- **Task description**
Retype the whole listing below, character for character.

- **Rows**
>> START
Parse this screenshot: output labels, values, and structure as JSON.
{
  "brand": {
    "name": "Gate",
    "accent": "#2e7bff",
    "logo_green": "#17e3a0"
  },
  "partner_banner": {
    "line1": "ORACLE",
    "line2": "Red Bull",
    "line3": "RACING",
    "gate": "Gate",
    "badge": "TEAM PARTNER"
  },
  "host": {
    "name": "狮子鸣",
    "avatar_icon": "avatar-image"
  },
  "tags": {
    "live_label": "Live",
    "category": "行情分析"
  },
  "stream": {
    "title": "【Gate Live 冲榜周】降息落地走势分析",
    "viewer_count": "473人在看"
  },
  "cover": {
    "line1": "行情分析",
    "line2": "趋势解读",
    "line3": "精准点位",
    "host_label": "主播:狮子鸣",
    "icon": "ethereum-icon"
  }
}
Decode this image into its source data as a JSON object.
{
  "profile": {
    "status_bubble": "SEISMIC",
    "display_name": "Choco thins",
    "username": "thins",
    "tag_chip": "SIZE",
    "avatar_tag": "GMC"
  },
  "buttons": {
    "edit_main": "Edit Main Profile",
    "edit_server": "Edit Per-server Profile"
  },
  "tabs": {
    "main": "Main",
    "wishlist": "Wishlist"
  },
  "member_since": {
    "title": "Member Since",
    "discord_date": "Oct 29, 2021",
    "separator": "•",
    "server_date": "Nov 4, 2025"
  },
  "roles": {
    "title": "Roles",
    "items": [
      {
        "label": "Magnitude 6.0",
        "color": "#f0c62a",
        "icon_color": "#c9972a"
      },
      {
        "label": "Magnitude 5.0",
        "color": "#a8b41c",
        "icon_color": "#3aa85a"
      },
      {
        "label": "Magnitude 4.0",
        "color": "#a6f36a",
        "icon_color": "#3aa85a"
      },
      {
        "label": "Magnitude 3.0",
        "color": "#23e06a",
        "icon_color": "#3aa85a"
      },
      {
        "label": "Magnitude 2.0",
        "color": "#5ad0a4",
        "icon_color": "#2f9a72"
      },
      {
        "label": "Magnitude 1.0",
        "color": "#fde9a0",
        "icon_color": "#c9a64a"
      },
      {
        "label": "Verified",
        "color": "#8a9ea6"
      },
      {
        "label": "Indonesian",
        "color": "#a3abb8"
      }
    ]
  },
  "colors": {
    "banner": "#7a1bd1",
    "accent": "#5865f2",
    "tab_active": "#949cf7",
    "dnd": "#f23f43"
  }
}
>> END
- **Task result**
Parse this screenshot: output labels, values, and structure as JSON.
{
  "brand": {
    "name": "Gate",
    "accent": "#2e7bff",
    "logo_green": "#17e3a0"
  },
  "partner_banner": {
    "line1": "ORACLE",
    "line2": "Red Bull",
    "line3": "RACING",
    "gate": "Gate",
    "badge": "TEAM PARTNER"
  },
  "host": {
    "name": "狮子鸣",
    "avatar_icon": "avatar-image"
  },
  "tags": {
    "live_label": "Live",
    "category": "行情分析"
  },
  "stream": {
    "title": "【Gate Live 冲榜周】降息落地走势分析",
    "viewer_count": "473人在看"
  },
  "cover": {
    "line1": "行情分析",
    "line2": "趋势解读",
    "line3": "精准点位",
    "host_label": "主播:狮子鸣",
    "icon": "ethereum-icon"
  }
}
Decode this image into its source data as a JSON object.
{
  "profile": {
    "status_bubble": "SEISMIC",
    "display_name": "Choco thins",
    "username": "thins",
    "tag_chip": "SIZE",
    "avatar_tag": "GMC"
  },
  "buttons": {
    "edit_main": "Edit Main Profile",
    "edit_server": "Edit Per-server Profile"
  },
  "tabs": {
    "main": "Main",
    "wishlist": "Wishlist"
  },
  "member_since": {
    "title": "Member Since",
    "discord_date": "Oct 29, 2021",
    "separator": "•",
    "server_date": "Nov 4, 2025"
  },
  "roles": {
    "title": "Roles",
    "items": [
      {
        "label": "Magnitude 6.0",
        "color": "#f0c62a",
        "icon_color": "#c9972a"
      },
      {
        "label": "Magnitude 5.0",
        "color": "#a8b41c",
        "icon_color": "#3aa85a"
      },
      {
        "label": "Magnitude 4.0",
        "color": "#a6f36a",
        "icon_color": "#3aa85a"
      },
      {
        "label": "Magnitude 3.0",
        "color": "#23e06a",
        "icon_color": "#3aa85a"
      },
      {
        "label": "Magnitude 2.0",
        "color": "#5ad0a4",
        "icon_color": "#2f9a72"
      },
      {
        "label": "Magnitude 1.0",
        "color": "#fde9a0",
        "icon_color": "#c9a64a"
      },
      {
        "label": "Verified",
        "color": "#8a9ea6"
      },
      {
        "label": "Indonesian",
        "color": "#a3abb8"
      }
    ]
  },
  "colors": {
    "banner": "#7a1bd1",
    "accent": "#5865f2",
    "tab_active": "#949cf7",
    "dnd": "#f23f43"
  }
}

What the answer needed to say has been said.